» **Given request**
Filter these entries so that only lines with the word "alemán" remain.

» **Entries**

▼

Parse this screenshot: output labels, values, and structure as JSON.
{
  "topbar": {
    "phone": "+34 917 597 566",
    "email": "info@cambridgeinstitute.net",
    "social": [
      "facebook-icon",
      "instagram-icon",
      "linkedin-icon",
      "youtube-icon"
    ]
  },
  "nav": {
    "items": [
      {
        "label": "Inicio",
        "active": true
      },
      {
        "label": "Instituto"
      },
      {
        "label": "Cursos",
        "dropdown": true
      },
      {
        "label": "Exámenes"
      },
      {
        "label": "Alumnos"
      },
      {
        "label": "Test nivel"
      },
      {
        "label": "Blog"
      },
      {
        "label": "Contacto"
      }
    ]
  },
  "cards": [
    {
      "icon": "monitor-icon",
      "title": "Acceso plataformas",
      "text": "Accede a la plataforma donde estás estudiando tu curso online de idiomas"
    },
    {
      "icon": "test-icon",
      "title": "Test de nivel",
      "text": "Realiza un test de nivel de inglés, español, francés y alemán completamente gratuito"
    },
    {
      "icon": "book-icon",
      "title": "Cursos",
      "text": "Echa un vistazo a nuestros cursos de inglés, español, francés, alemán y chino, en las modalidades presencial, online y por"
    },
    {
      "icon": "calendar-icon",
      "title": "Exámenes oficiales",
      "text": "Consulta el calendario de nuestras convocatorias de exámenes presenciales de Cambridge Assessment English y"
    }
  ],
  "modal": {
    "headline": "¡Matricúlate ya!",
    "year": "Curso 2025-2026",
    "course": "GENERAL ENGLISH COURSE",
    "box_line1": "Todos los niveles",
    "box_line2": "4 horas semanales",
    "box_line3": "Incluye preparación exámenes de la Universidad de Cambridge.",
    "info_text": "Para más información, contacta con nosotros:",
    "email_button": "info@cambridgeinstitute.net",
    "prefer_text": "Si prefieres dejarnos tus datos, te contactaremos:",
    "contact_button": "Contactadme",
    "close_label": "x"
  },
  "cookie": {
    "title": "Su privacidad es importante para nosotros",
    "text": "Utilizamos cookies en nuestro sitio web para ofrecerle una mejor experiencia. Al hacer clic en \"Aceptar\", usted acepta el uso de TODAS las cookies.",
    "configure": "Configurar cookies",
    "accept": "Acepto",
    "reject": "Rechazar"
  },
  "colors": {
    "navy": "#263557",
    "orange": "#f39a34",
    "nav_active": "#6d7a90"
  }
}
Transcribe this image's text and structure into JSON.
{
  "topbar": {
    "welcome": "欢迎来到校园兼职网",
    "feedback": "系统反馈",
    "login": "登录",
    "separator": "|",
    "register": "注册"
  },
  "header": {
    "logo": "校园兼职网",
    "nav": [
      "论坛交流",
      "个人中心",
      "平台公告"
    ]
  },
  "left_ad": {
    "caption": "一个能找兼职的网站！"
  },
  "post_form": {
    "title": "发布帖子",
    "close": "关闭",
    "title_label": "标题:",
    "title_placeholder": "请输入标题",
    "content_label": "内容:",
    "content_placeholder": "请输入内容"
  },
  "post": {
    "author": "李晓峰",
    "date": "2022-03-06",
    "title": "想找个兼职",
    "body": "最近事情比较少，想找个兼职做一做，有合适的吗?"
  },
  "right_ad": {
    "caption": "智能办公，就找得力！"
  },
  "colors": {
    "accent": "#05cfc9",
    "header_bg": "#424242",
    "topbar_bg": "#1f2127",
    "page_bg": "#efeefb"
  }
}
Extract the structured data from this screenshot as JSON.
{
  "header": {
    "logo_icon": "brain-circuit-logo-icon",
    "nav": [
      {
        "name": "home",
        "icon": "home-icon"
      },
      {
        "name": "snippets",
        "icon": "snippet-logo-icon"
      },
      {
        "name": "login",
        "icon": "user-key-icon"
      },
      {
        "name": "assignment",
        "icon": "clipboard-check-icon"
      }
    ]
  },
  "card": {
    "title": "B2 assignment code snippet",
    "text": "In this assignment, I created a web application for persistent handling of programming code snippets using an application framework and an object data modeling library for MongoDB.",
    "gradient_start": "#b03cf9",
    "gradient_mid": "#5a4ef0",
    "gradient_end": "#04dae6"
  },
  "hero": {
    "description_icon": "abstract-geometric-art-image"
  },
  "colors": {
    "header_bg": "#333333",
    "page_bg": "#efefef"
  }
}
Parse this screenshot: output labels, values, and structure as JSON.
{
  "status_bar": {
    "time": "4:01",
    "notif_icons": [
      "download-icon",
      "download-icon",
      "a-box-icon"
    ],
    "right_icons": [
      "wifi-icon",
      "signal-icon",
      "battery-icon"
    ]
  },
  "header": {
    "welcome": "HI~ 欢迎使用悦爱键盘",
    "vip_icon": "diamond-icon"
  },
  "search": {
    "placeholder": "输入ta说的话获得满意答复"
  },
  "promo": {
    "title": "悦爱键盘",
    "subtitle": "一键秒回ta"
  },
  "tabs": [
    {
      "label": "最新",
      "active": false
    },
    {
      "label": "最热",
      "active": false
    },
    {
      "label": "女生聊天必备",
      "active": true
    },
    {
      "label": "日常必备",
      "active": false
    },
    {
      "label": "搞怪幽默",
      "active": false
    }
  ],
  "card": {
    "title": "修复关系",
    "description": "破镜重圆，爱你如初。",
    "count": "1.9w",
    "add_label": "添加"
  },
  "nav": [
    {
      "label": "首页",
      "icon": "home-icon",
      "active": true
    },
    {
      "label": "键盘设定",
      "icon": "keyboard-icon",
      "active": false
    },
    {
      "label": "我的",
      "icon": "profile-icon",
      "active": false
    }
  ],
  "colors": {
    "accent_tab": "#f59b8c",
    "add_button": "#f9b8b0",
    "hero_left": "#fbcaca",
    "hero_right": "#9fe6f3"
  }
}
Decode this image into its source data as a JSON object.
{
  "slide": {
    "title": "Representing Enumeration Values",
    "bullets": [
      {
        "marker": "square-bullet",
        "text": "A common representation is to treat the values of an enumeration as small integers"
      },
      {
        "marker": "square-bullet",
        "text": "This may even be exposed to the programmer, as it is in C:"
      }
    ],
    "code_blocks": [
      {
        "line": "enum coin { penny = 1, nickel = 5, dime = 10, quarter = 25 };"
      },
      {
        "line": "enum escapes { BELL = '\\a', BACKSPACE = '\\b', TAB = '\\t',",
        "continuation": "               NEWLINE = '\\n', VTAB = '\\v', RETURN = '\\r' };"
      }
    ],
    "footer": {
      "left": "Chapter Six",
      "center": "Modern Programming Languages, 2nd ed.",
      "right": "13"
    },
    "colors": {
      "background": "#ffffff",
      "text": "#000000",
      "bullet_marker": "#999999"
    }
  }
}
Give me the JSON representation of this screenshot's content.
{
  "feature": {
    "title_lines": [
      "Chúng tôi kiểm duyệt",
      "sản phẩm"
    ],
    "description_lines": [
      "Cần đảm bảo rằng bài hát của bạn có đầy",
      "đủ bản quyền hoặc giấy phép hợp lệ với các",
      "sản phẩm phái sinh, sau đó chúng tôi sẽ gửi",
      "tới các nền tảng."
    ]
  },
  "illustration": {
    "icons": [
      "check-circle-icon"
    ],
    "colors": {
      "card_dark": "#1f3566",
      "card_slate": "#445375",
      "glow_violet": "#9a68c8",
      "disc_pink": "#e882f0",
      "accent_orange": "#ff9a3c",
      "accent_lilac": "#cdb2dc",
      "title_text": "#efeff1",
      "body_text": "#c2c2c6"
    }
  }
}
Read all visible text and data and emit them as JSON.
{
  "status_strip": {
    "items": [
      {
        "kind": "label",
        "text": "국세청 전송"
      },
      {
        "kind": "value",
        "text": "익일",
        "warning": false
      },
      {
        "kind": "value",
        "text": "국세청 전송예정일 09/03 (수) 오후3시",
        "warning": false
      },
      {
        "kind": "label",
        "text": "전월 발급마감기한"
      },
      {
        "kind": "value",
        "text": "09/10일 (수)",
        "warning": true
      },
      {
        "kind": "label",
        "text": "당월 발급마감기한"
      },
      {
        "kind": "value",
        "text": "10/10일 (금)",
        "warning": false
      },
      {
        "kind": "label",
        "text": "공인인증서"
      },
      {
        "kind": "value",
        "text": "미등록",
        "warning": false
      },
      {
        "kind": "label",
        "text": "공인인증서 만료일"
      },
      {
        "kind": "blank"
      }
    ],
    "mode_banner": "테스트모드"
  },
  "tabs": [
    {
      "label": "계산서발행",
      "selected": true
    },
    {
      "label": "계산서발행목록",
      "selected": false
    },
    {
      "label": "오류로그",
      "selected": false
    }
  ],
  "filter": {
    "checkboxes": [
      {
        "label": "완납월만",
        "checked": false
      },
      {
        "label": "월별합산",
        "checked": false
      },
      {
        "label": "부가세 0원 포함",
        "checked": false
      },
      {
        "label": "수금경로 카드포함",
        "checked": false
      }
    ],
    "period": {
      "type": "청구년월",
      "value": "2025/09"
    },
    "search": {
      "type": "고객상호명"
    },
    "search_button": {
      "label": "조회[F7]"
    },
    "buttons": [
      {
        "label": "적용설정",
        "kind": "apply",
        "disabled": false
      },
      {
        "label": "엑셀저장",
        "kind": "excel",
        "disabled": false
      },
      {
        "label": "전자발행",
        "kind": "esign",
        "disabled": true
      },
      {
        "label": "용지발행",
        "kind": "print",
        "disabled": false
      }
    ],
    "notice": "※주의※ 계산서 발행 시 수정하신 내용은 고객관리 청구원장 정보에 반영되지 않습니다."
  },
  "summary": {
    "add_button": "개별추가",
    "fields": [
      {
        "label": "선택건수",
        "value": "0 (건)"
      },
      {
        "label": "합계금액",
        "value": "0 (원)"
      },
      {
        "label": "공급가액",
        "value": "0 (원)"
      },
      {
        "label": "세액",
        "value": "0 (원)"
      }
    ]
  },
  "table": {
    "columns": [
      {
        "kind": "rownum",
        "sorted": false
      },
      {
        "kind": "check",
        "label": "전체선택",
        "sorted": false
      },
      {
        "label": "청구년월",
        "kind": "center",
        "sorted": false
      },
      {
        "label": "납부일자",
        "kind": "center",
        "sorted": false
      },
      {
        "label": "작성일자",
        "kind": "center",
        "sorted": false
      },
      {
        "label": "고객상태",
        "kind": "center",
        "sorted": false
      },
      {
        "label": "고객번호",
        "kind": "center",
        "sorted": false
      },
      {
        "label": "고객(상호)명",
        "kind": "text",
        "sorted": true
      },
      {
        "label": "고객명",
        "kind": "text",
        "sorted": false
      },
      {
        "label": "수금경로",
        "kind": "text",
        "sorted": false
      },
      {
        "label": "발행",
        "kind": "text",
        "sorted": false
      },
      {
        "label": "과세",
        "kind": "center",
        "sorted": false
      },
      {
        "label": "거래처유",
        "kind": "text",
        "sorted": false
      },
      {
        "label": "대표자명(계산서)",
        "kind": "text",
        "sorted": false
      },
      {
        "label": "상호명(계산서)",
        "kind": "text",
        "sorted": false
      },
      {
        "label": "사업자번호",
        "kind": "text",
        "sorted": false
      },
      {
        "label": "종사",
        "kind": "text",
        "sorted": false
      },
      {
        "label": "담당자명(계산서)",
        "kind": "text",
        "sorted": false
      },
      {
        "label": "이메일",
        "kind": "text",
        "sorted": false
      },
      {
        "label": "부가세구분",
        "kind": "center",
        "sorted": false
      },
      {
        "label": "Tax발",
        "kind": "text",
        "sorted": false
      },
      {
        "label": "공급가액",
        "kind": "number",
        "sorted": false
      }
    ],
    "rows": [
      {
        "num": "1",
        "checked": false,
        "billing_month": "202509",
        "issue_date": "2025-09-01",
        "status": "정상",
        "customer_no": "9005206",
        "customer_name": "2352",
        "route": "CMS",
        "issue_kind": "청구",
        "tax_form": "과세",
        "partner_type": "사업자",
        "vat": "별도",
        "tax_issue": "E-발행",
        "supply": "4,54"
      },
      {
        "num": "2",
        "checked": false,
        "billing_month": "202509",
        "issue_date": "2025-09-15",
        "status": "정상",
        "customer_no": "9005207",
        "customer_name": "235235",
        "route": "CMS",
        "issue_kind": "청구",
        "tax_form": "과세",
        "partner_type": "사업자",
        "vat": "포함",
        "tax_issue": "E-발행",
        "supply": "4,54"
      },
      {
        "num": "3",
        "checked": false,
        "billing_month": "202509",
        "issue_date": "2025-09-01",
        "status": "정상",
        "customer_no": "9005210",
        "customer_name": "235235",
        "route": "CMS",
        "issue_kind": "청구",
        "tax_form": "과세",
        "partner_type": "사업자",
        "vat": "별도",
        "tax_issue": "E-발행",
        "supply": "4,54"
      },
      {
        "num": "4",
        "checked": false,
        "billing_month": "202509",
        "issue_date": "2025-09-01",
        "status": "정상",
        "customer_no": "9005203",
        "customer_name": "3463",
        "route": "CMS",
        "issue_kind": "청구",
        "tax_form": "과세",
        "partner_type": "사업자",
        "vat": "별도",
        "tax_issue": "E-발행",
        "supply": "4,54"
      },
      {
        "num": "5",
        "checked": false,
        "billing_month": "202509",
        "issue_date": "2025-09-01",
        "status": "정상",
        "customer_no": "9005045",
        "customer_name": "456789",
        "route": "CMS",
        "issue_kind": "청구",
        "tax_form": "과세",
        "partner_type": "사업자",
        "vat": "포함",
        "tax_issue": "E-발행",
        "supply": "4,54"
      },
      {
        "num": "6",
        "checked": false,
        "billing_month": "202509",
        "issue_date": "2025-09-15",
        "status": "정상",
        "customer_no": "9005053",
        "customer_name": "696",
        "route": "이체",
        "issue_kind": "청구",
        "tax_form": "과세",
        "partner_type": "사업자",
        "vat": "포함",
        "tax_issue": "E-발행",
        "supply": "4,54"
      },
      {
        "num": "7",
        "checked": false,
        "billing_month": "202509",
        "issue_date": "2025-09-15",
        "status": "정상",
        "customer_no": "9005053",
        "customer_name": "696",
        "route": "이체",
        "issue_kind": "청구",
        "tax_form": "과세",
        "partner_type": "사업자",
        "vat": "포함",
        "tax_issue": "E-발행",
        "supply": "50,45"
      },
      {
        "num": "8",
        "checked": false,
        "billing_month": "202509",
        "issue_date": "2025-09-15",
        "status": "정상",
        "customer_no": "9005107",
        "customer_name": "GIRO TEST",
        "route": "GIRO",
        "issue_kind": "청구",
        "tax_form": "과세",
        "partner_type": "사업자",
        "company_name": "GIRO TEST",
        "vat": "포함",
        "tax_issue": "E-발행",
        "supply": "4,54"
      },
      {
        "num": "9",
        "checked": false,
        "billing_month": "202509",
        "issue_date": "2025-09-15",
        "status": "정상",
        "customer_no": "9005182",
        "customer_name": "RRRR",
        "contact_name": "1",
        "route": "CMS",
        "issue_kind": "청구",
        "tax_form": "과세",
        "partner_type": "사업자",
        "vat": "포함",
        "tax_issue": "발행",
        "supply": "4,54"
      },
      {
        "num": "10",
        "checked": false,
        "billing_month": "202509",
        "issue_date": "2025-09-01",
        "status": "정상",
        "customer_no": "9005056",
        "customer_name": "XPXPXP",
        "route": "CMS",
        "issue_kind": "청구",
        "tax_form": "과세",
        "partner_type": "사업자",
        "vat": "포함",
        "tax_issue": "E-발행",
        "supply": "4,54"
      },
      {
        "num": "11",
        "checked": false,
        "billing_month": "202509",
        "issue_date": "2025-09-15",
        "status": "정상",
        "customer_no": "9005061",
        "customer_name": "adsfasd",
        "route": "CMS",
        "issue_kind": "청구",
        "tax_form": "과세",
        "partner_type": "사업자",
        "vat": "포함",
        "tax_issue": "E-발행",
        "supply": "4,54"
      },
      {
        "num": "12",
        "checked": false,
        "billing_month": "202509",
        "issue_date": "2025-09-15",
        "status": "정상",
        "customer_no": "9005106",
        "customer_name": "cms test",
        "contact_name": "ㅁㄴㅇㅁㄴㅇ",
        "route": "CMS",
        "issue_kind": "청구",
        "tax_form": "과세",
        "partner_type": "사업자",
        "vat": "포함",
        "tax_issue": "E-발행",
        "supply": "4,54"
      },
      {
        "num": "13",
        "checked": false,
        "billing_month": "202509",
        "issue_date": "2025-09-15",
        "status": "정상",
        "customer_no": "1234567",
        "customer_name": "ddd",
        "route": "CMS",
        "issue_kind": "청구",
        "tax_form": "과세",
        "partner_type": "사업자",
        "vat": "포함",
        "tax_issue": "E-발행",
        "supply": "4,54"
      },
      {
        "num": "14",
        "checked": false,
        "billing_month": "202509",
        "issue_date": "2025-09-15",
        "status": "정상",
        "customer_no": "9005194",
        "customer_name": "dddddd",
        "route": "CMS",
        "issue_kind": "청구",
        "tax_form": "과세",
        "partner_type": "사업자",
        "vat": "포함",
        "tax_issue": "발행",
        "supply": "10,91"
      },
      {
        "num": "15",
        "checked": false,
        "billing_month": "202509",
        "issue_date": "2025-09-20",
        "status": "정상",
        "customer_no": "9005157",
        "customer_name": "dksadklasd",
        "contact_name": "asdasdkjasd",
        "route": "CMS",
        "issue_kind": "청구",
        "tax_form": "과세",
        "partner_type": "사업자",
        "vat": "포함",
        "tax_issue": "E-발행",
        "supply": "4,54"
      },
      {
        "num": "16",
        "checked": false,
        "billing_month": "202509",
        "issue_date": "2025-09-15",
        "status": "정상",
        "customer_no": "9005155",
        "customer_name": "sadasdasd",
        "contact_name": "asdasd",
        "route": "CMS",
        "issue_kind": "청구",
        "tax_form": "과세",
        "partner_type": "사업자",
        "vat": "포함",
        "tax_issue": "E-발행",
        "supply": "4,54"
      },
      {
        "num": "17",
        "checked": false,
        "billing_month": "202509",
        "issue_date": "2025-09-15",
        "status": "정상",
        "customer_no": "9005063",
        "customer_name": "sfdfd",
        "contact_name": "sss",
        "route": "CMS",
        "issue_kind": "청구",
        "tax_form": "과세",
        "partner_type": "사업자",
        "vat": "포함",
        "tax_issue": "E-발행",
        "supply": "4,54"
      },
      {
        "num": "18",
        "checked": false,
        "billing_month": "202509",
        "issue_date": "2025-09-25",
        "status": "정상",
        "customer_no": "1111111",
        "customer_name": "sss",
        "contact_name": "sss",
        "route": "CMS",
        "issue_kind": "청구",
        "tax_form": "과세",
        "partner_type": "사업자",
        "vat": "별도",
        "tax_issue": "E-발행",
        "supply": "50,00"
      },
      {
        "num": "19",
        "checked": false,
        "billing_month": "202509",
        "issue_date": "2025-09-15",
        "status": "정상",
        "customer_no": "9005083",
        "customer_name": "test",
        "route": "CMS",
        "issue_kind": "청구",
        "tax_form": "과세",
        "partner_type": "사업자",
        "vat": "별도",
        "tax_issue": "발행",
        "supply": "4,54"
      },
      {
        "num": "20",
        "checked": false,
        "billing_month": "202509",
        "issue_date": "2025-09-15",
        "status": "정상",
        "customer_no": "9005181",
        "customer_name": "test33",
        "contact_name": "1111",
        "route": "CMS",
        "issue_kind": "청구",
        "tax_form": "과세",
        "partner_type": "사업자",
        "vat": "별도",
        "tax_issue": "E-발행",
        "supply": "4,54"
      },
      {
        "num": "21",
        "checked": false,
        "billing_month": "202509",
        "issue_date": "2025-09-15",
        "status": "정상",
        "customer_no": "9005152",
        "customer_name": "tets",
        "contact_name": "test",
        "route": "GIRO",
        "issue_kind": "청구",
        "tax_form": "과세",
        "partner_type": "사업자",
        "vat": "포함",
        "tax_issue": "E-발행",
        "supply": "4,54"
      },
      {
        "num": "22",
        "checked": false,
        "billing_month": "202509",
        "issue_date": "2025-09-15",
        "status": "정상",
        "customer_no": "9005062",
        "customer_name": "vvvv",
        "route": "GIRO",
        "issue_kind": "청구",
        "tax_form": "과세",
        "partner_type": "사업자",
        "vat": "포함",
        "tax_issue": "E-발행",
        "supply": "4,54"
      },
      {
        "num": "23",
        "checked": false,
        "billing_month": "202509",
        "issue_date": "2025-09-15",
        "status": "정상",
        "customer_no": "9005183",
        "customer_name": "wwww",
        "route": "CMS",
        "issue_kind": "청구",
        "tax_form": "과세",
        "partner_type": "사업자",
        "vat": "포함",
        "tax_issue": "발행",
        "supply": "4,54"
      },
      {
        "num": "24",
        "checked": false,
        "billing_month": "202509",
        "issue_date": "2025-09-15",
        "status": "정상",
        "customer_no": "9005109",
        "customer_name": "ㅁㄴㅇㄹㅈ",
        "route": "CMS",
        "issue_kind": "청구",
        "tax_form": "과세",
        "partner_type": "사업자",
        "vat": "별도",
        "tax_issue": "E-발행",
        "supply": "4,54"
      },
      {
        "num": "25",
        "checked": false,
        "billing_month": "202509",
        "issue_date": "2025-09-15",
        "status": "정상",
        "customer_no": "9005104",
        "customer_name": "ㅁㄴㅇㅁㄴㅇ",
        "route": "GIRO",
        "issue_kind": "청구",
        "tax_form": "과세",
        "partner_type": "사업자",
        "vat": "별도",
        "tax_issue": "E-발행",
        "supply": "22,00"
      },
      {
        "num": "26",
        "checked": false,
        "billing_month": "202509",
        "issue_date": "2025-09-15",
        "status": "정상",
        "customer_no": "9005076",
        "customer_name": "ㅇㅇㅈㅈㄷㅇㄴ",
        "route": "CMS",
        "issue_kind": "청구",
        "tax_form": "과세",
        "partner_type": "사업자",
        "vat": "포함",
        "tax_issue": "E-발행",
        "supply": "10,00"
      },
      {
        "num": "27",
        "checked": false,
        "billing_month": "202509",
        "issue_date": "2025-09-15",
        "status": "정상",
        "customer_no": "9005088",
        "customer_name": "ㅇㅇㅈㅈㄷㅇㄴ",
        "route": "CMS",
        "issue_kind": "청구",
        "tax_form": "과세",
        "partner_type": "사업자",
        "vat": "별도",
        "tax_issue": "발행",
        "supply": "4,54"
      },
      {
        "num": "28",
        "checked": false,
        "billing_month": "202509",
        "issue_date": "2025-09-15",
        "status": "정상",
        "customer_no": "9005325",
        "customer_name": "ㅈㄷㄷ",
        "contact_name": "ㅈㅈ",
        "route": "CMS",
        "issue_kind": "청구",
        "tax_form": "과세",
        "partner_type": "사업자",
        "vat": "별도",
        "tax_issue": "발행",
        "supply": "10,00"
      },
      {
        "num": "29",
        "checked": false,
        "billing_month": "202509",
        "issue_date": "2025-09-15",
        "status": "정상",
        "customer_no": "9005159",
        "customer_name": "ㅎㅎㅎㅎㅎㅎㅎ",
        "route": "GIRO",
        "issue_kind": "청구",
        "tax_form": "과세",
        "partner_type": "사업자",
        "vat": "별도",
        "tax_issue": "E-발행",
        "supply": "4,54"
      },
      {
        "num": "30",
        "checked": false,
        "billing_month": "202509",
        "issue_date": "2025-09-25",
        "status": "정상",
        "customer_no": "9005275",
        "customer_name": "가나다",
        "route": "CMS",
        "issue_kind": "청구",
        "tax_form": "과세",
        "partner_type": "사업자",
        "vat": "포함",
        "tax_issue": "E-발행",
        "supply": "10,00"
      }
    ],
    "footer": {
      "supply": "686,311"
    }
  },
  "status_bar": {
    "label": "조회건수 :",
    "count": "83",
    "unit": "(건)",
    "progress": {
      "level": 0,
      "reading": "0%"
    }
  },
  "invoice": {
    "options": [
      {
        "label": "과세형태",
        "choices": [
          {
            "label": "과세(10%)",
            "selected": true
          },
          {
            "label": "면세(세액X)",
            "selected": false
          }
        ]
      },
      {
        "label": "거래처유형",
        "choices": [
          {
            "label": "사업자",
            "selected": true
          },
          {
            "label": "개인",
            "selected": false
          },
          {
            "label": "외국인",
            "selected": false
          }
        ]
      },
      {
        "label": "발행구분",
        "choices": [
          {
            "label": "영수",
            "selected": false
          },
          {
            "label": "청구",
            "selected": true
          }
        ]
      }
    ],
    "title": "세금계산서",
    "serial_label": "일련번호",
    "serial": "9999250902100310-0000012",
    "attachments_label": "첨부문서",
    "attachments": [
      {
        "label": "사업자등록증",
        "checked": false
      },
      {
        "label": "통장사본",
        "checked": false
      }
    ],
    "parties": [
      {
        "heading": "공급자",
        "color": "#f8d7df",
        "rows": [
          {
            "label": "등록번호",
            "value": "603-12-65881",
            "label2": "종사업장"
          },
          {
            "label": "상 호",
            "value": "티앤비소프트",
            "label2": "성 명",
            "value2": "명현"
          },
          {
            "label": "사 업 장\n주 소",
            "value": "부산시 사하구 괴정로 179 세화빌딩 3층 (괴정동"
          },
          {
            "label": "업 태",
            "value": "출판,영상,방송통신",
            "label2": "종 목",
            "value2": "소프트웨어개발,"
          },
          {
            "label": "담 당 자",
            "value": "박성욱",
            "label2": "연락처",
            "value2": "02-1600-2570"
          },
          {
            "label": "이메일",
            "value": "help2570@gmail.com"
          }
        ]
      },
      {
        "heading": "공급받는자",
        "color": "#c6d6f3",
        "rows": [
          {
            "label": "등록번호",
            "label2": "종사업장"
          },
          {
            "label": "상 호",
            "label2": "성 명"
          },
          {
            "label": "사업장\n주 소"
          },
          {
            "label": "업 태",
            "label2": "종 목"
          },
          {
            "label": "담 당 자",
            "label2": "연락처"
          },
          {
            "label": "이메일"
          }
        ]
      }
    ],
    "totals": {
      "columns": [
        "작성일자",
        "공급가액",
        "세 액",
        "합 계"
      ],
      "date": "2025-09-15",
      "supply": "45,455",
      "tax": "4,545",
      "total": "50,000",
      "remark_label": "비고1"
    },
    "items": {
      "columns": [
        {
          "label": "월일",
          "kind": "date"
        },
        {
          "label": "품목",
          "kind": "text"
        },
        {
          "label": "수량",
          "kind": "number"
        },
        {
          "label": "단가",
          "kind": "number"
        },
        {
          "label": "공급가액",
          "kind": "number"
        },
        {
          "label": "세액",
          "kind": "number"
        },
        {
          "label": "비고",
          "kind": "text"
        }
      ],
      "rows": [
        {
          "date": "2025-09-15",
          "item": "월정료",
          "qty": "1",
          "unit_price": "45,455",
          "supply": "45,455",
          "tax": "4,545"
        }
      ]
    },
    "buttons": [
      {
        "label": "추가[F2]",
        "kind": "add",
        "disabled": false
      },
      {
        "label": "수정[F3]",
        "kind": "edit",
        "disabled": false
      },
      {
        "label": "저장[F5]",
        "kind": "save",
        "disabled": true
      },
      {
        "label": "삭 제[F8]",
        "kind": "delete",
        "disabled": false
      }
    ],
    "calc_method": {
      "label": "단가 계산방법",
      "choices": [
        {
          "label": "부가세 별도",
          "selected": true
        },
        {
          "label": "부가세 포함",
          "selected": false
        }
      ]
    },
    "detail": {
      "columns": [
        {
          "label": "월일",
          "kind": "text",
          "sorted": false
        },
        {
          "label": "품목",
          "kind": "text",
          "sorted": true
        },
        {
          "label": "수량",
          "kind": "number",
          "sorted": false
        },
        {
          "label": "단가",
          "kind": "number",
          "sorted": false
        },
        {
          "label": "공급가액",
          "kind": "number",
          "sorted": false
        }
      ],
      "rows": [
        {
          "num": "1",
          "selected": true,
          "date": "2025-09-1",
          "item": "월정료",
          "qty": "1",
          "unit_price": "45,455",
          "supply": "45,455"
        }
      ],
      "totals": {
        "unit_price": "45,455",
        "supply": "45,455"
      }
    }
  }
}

▲

» **Response to this exercise**
      "text": "Realiza un test de nivel de inglés, español, francés y alemán completamente gratuito"
      "text": "Echa un vistazo a nuestros cursos de inglés, español, francés, alemán y chino, en las modalidades presencial, online y por"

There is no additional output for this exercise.